### Given request
For this exercise, copy out each line of the material below that includes "structured".

### Input records
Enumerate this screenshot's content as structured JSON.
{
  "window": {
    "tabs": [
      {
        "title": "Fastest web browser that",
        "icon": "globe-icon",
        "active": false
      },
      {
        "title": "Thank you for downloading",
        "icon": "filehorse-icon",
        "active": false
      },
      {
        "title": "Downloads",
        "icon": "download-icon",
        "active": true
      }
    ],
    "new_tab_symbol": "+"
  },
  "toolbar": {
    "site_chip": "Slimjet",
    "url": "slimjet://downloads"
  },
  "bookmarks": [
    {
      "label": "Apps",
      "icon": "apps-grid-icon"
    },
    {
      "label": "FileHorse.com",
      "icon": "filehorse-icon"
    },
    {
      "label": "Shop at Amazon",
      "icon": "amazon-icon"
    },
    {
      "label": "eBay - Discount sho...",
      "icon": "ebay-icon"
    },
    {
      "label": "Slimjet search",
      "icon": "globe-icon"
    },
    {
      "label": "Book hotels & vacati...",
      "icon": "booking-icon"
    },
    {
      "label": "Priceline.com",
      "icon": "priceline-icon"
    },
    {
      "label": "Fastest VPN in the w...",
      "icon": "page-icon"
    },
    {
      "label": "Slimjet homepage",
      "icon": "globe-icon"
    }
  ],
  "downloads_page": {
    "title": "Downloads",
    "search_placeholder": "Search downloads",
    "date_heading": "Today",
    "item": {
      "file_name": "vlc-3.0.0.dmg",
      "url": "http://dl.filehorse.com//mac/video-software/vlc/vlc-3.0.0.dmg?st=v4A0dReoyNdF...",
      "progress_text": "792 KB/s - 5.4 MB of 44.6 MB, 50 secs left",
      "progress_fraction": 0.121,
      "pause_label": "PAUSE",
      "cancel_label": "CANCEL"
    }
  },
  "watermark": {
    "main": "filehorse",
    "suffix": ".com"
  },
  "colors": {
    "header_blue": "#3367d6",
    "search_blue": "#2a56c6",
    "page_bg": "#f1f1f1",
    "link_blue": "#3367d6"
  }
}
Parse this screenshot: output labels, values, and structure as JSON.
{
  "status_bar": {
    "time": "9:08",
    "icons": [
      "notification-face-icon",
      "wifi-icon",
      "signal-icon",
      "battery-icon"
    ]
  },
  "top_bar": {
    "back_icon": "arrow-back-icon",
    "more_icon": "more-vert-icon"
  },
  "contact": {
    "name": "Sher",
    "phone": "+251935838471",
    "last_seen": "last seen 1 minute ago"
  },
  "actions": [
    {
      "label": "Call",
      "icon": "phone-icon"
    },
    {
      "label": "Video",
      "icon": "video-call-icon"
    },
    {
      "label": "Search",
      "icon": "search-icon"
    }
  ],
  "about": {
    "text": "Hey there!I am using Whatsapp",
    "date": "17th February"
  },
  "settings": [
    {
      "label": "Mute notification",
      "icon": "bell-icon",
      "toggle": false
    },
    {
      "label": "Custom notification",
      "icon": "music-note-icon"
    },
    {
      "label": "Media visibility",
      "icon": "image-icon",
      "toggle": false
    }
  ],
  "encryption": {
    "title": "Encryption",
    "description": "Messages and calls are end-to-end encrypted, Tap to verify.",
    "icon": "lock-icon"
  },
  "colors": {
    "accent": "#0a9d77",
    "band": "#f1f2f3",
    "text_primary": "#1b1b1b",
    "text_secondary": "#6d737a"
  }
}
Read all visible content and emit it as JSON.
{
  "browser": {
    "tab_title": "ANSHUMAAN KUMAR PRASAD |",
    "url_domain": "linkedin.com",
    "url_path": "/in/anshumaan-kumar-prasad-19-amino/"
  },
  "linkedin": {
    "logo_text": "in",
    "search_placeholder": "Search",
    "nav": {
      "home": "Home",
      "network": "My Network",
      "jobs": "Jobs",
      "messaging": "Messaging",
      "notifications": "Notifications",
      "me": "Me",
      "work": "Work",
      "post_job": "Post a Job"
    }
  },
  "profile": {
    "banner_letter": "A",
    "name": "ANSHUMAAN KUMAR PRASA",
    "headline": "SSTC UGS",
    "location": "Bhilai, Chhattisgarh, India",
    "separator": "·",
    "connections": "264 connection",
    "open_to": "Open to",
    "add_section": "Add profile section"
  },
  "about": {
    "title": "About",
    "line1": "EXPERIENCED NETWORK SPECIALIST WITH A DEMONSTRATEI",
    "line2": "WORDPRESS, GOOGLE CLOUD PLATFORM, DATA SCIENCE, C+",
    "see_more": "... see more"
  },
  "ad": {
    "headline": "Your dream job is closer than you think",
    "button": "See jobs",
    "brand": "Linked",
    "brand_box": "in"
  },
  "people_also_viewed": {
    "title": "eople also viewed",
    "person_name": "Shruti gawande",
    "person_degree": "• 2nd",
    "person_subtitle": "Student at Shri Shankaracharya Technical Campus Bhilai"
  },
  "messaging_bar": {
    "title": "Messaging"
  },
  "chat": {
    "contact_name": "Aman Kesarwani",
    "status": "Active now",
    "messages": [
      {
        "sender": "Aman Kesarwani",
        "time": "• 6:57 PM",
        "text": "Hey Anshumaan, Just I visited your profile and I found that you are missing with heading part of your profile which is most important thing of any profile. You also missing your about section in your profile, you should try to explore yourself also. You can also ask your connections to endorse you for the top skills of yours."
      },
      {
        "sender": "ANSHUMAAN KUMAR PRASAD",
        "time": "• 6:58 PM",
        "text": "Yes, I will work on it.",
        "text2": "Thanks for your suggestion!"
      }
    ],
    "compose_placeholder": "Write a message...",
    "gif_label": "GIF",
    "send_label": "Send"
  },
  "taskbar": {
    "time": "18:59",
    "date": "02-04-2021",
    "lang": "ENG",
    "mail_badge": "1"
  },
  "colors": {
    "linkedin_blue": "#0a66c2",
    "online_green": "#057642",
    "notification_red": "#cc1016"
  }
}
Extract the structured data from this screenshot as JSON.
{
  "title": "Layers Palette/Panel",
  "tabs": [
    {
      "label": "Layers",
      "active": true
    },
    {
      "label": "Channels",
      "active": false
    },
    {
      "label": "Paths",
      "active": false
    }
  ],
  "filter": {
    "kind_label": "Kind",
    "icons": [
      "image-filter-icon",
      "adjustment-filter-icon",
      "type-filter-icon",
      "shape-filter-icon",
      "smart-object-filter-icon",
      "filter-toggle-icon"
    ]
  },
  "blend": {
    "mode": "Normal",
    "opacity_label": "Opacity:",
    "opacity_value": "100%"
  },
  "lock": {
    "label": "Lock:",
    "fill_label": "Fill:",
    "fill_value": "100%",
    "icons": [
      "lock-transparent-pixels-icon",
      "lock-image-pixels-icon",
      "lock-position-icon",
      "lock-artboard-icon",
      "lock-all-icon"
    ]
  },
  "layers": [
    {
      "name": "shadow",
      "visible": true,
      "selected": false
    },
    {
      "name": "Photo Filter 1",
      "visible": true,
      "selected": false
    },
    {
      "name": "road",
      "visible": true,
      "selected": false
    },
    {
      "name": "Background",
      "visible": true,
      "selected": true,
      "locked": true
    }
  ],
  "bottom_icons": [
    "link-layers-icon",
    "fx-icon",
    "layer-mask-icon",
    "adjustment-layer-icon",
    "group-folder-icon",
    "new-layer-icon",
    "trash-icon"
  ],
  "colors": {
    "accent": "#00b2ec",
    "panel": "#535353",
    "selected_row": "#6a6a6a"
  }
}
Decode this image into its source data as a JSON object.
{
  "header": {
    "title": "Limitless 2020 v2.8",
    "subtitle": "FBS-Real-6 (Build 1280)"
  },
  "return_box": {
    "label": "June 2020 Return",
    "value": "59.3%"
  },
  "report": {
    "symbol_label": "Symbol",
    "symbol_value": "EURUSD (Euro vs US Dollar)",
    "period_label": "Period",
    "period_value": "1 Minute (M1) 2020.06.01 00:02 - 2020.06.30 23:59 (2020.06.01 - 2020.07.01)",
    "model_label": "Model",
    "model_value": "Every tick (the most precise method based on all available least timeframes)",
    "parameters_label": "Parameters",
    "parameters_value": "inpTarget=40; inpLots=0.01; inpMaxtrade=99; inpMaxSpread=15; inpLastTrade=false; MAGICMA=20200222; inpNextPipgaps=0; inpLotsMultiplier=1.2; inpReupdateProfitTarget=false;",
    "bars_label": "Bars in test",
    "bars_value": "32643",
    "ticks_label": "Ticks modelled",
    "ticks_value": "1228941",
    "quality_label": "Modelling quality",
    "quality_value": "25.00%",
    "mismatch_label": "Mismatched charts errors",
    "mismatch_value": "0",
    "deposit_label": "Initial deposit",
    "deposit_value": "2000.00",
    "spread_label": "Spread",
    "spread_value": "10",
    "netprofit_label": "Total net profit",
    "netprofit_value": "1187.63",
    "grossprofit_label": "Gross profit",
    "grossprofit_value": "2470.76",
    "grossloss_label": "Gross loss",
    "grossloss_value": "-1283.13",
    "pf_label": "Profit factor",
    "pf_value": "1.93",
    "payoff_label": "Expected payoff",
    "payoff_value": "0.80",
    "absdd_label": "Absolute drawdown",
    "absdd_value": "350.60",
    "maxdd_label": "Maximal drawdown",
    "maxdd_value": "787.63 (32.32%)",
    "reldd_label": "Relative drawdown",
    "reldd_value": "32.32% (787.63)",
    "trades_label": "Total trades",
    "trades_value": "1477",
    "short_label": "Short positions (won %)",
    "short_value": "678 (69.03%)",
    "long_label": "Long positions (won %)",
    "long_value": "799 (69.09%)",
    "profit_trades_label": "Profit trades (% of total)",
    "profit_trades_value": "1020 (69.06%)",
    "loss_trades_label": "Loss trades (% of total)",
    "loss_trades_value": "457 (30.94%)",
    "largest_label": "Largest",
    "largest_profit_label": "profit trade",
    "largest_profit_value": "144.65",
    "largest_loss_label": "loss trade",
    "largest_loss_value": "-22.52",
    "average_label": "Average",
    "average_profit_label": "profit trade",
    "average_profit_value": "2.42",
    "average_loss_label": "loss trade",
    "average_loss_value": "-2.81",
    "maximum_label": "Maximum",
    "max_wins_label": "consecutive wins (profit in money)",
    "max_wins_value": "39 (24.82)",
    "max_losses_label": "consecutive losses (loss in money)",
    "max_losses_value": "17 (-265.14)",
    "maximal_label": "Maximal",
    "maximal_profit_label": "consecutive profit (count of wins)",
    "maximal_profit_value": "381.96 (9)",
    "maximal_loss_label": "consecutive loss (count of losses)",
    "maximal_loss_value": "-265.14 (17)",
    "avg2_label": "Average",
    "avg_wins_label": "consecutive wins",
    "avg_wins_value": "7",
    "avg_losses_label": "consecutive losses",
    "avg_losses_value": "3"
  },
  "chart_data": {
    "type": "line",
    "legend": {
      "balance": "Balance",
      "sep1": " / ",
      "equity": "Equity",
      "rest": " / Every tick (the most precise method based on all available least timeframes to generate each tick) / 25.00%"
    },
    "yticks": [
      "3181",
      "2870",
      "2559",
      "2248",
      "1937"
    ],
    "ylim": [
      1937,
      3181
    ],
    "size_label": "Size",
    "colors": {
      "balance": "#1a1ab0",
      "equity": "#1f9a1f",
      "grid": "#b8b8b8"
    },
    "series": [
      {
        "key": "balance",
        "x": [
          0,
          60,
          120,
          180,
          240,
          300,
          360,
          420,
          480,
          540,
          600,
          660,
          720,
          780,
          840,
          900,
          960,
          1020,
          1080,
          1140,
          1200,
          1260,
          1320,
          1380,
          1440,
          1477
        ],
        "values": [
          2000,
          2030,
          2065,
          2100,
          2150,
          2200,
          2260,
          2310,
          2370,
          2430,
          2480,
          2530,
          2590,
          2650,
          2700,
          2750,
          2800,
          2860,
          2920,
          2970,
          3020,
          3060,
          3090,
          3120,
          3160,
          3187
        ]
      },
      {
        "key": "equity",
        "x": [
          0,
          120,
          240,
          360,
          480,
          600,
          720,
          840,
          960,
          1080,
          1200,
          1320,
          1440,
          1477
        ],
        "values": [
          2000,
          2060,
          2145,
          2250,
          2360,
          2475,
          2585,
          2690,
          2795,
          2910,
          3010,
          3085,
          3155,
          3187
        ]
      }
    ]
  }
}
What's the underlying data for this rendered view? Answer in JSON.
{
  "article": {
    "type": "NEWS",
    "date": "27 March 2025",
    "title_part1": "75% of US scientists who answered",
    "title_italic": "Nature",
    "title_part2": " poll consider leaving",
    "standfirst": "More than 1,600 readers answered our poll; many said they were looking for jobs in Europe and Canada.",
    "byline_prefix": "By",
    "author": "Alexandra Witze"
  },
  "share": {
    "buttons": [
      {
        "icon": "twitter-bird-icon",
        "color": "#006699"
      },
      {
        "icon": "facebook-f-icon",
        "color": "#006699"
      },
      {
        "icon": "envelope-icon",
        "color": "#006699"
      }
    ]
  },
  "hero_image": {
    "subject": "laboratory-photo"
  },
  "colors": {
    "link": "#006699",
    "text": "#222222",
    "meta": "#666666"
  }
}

### Response
Enumerate this screenshot's content as structured JSON.
Extract the structured data from this screenshot as JSON.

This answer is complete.